Data entries
* * *

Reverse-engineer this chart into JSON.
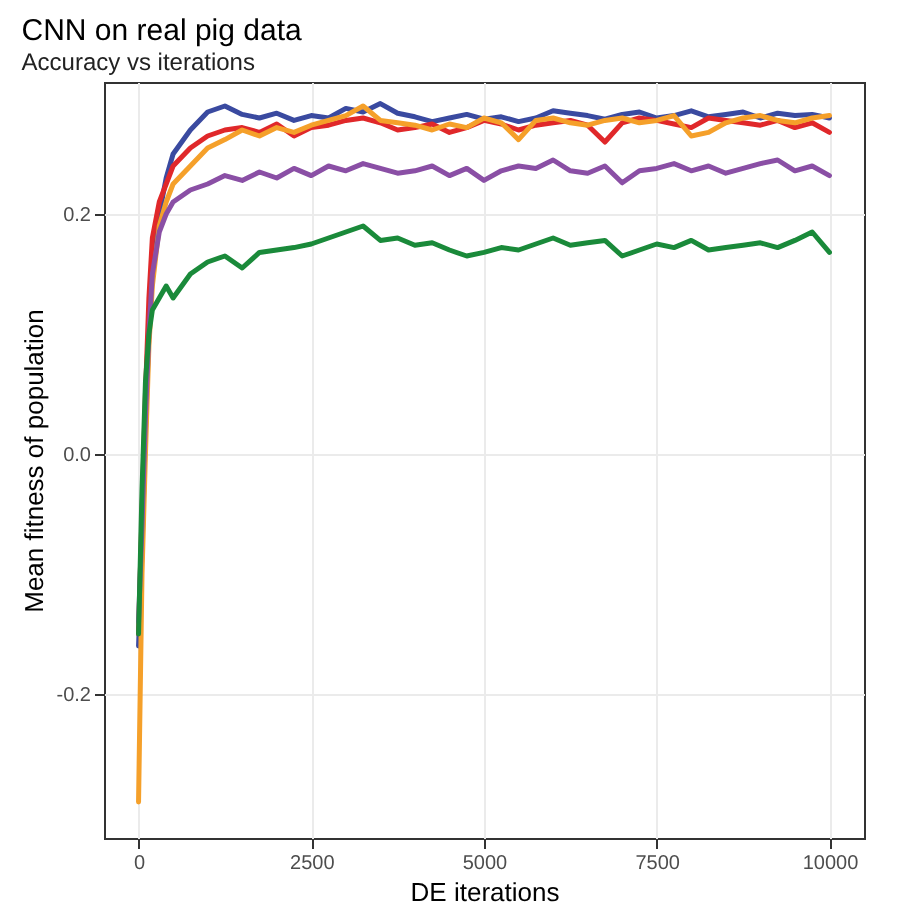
{
  "chart_data": {
    "type": "line",
    "title": "CNN on real pig data",
    "subtitle": "Accuracy vs iterations",
    "xlabel": "DE iterations",
    "ylabel": "Mean fitness of population",
    "x": [
      0,
      50,
      100,
      150,
      200,
      300,
      400,
      500,
      750,
      1000,
      1250,
      1500,
      1750,
      2000,
      2250,
      2500,
      2750,
      3000,
      3250,
      3500,
      3750,
      4000,
      4250,
      4500,
      4750,
      5000,
      5250,
      5500,
      5750,
      6000,
      6250,
      6500,
      6750,
      7000,
      7250,
      7500,
      7750,
      8000,
      8250,
      8500,
      8750,
      9000,
      9250,
      9500,
      9750,
      10000
    ],
    "series": [
      {
        "color": "#3a4aa0",
        "values": [
          -0.16,
          -0.08,
          0.02,
          0.1,
          0.15,
          0.2,
          0.23,
          0.25,
          0.27,
          0.285,
          0.29,
          0.283,
          0.28,
          0.284,
          0.278,
          0.282,
          0.28,
          0.288,
          0.285,
          0.292,
          0.284,
          0.281,
          0.277,
          0.28,
          0.283,
          0.279,
          0.281,
          0.277,
          0.28,
          0.286,
          0.284,
          0.282,
          0.279,
          0.283,
          0.285,
          0.28,
          0.282,
          0.286,
          0.281,
          0.283,
          0.285,
          0.28,
          0.284,
          0.282,
          0.283,
          0.28
        ]
      },
      {
        "color": "#e0282a",
        "values": [
          -0.15,
          -0.05,
          0.05,
          0.13,
          0.18,
          0.21,
          0.225,
          0.24,
          0.255,
          0.265,
          0.27,
          0.272,
          0.268,
          0.275,
          0.265,
          0.272,
          0.274,
          0.278,
          0.28,
          0.276,
          0.27,
          0.272,
          0.275,
          0.268,
          0.272,
          0.278,
          0.275,
          0.27,
          0.274,
          0.276,
          0.278,
          0.274,
          0.26,
          0.276,
          0.28,
          0.278,
          0.275,
          0.272,
          0.28,
          0.278,
          0.276,
          0.274,
          0.278,
          0.272,
          0.276,
          0.268
        ]
      },
      {
        "color": "#f5a02a",
        "values": [
          -0.29,
          -0.1,
          0.0,
          0.09,
          0.14,
          0.19,
          0.21,
          0.225,
          0.24,
          0.255,
          0.262,
          0.27,
          0.265,
          0.272,
          0.268,
          0.274,
          0.278,
          0.282,
          0.29,
          0.278,
          0.276,
          0.274,
          0.27,
          0.275,
          0.272,
          0.28,
          0.276,
          0.262,
          0.278,
          0.28,
          0.276,
          0.274,
          0.278,
          0.28,
          0.276,
          0.278,
          0.282,
          0.265,
          0.268,
          0.276,
          0.28,
          0.282,
          0.278,
          0.276,
          0.28,
          0.282
        ]
      },
      {
        "color": "#8a4fa5",
        "values": [
          -0.14,
          -0.06,
          0.03,
          0.1,
          0.15,
          0.185,
          0.2,
          0.21,
          0.22,
          0.225,
          0.232,
          0.228,
          0.235,
          0.23,
          0.238,
          0.232,
          0.24,
          0.236,
          0.242,
          0.238,
          0.234,
          0.236,
          0.24,
          0.232,
          0.238,
          0.228,
          0.236,
          0.24,
          0.238,
          0.245,
          0.236,
          0.234,
          0.24,
          0.226,
          0.236,
          0.238,
          0.242,
          0.236,
          0.24,
          0.234,
          0.238,
          0.242,
          0.245,
          0.236,
          0.24,
          0.232
        ]
      },
      {
        "color": "#1a8a3a",
        "values": [
          -0.15,
          -0.03,
          0.06,
          0.1,
          0.12,
          0.13,
          0.14,
          0.13,
          0.15,
          0.16,
          0.165,
          0.155,
          0.168,
          0.17,
          0.172,
          0.175,
          0.18,
          0.185,
          0.19,
          0.178,
          0.18,
          0.174,
          0.176,
          0.17,
          0.165,
          0.168,
          0.172,
          0.17,
          0.175,
          0.18,
          0.174,
          0.176,
          0.178,
          0.165,
          0.17,
          0.175,
          0.172,
          0.178,
          0.17,
          0.172,
          0.174,
          0.176,
          0.172,
          0.178,
          0.185,
          0.168
        ]
      }
    ],
    "xlim": [
      -500,
      10500
    ],
    "xticks": [
      0,
      2500,
      5000,
      7500,
      10000
    ],
    "ylim": [
      -0.32,
      0.31
    ],
    "yticks": [
      {
        "value": -0.2,
        "label": "-0.2"
      },
      {
        "value": 0,
        "label": "0.0"
      },
      {
        "value": 0.2,
        "label": "0.2"
      }
    ],
    "grid": true,
    "legend": false,
    "marker": "none",
    "line_style": "solid"
  }
}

* * *

__What the task asks__. Omit the pictures and reproduce the listing exactly.

__The response__.
Reverse-engineer this chart into JSON.
{
  "chart_data": {
    "type": "line",
    "title": "CNN on real pig data",
    "subtitle": "Accuracy vs iterations",
    "xlabel": "DE iterations",
    "ylabel": "Mean fitness of population",
    "x": [
      0,
      50,
      100,
      150,
      200,
      300,
      400,
      500,
      750,
      1000,
      1250,
      1500,
      1750,
      2000,
      2250,
      2500,
      2750,
      3000,
      3250,
      3500,
      3750,
      4000,
      4250,
      4500,
      4750,
      5000,
      5250,
      5500,
      5750,
      6000,
      6250,
      6500,
      6750,
      7000,
      7250,
      7500,
      7750,
      8000,
      8250,
      8500,
      8750,
      9000,
      9250,
      9500,
      9750,
      10000
    ],
    "series": [
      {
        "color": "#3a4aa0",
        "values": [
          -0.16,
          -0.08,
          0.02,
          0.1,
          0.15,
          0.2,
          0.23,
          0.25,
          0.27,
          0.285,
          0.29,
          0.283,
          0.28,
          0.284,
          0.278,
          0.282,
          0.28,
          0.288,
          0.285,
          0.292,
          0.284,
          0.281,
          0.277,
          0.28,
          0.283,
          0.279,
          0.281,
          0.277,
          0.28,
          0.286,
          0.284,
          0.282,
          0.279,
          0.283,
          0.285,
          0.28,
          0.282,
          0.286,
          0.281,
          0.283,
          0.285,
          0.28,
          0.284,
          0.282,
          0.283,
          0.28
        ]
      },
      {
        "color": "#e0282a",
        "values": [
          -0.15,
          -0.05,
          0.05,
          0.13,
          0.18,
          0.21,
          0.225,
          0.24,
          0.255,
          0.265,
          0.27,
          0.272,
          0.268,
          0.275,
          0.265,
          0.272,
          0.274,
          0.278,
          0.28,
          0.276,
          0.27,
          0.272,
          0.275,
          0.268,
          0.272,
          0.278,
          0.275,
          0.27,
          0.274,
          0.276,
          0.278,
          0.274,
          0.26,
          0.276,
          0.28,
          0.278,
          0.275,
          0.272,
          0.28,
          0.278,
          0.276,
          0.274,
          0.278,
          0.272,
          0.276,
          0.268
        ]
      },
      {
        "color": "#f5a02a",
        "values": [
          -0.29,
          -0.1,
          0.0,
          0.09,
          0.14,
          0.19,
          0.21,
          0.225,
          0.24,
          0.255,
          0.262,
          0.27,
          0.265,
          0.272,
          0.268,
          0.274,
          0.278,
          0.282,
          0.29,
          0.278,
          0.276,
          0.274,
          0.27,
          0.275,
          0.272,
          0.28,
          0.276,
          0.262,
          0.278,
          0.28,
          0.276,
          0.274,
          0.278,
          0.28,
          0.276,
          0.278,
          0.282,
          0.265,
          0.268,
          0.276,
          0.28,
          0.282,
          0.278,
          0.276,
          0.28,
          0.282
        ]
      },
      {
        "color": "#8a4fa5",
        "values": [
          -0.14,
          -0.06,
          0.03,
          0.1,
          0.15,
          0.185,
          0.2,
          0.21,
          0.22,
          0.225,
          0.232,
          0.228,
          0.235,
          0.23,
          0.238,
          0.232,
          0.24,
          0.236,
          0.242,
          0.238,
          0.234,
          0.236,
          0.24,
          0.232,
          0.238,
          0.228,
          0.236,
          0.24,
          0.238,
          0.245,
          0.236,
          0.234,
          0.24,
          0.226,
          0.236,
          0.238,
          0.242,
          0.236,
          0.24,
          0.234,
          0.238,
          0.242,
          0.245,
          0.236,
          0.24,
          0.232
        ]
      },
      {
        "color": "#1a8a3a",
        "values": [
          -0.15,
          -0.03,
          0.06,
          0.1,
          0.12,
          0.13,
          0.14,
          0.13,
          0.15,
          0.16,
          0.165,
          0.155,
          0.168,
          0.17,
          0.172,
          0.175,
          0.18,
          0.185,
          0.19,
          0.178,
          0.18,
          0.174,
          0.176,
          0.17,
          0.165,
          0.168,
          0.172,
          0.17,
          0.175,
          0.18,
          0.174,
          0.176,
          0.178,
          0.165,
          0.17,
          0.175,
          0.172,
          0.178,
          0.17,
          0.172,
          0.174,
          0.176,
          0.172,
          0.178,
          0.185,
          0.168
        ]
      }
    ],
    "xlim": [
      -500,
      10500
    ],
    "xticks": [
      0,
      2500,
      5000,
      7500,
      10000
    ],
    "ylim": [
      -0.32,
      0.31
    ],
    "yticks": [
      {
        "value": -0.2,
        "label": "-0.2"
      },
      {
        "value": 0,
        "label": "0.0"
      },
      {
        "value": 0.2,
        "label": "0.2"
      }
    ],
    "grid": true,
    "legend": false,
    "marker": "none",
    "line_style": "solid"
  }
}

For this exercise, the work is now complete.